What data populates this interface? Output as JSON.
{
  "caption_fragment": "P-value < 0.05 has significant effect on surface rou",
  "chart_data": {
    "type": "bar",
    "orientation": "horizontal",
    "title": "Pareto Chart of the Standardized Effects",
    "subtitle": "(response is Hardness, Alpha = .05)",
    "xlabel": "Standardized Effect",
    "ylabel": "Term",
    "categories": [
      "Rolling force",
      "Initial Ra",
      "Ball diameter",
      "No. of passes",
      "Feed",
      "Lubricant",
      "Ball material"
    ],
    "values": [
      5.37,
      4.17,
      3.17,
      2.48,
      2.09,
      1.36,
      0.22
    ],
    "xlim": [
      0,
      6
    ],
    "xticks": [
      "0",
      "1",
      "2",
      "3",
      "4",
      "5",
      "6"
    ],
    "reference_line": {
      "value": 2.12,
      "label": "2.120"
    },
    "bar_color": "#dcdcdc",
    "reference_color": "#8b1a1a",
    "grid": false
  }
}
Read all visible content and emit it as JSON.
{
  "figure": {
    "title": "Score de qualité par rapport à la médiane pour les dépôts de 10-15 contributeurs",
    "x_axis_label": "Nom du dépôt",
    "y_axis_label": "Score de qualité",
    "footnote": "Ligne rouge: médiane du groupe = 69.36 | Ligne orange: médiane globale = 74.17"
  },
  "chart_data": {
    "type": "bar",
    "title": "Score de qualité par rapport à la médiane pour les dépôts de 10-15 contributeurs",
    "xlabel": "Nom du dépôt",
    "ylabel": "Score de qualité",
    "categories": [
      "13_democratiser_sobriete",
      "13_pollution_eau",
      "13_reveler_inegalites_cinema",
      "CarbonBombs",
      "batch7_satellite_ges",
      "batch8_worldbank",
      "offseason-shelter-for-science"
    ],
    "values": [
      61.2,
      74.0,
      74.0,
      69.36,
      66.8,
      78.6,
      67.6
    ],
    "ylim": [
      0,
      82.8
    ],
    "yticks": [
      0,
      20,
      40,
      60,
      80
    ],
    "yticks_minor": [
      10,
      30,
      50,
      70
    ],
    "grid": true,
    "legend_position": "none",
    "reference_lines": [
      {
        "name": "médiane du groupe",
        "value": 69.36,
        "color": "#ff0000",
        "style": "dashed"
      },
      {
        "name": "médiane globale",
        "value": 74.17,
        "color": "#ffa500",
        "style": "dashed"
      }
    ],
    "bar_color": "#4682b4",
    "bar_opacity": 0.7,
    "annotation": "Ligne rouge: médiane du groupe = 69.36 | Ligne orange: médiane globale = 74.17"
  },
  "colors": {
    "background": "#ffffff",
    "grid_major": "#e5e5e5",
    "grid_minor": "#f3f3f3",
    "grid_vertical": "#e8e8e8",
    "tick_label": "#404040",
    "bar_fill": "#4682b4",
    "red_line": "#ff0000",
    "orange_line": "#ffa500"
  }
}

################

■ Directions for this task
Copy each line of the data above that holds "Ligne".

■ Task response
    "footnote": "Ligne rouge: médiane du groupe = 69.36 | Ligne orange: médiane globale = 74.17"
    "annotation": "Ligne rouge: médiane du groupe = 69.36 | Ligne orange: médiane globale = 74.17"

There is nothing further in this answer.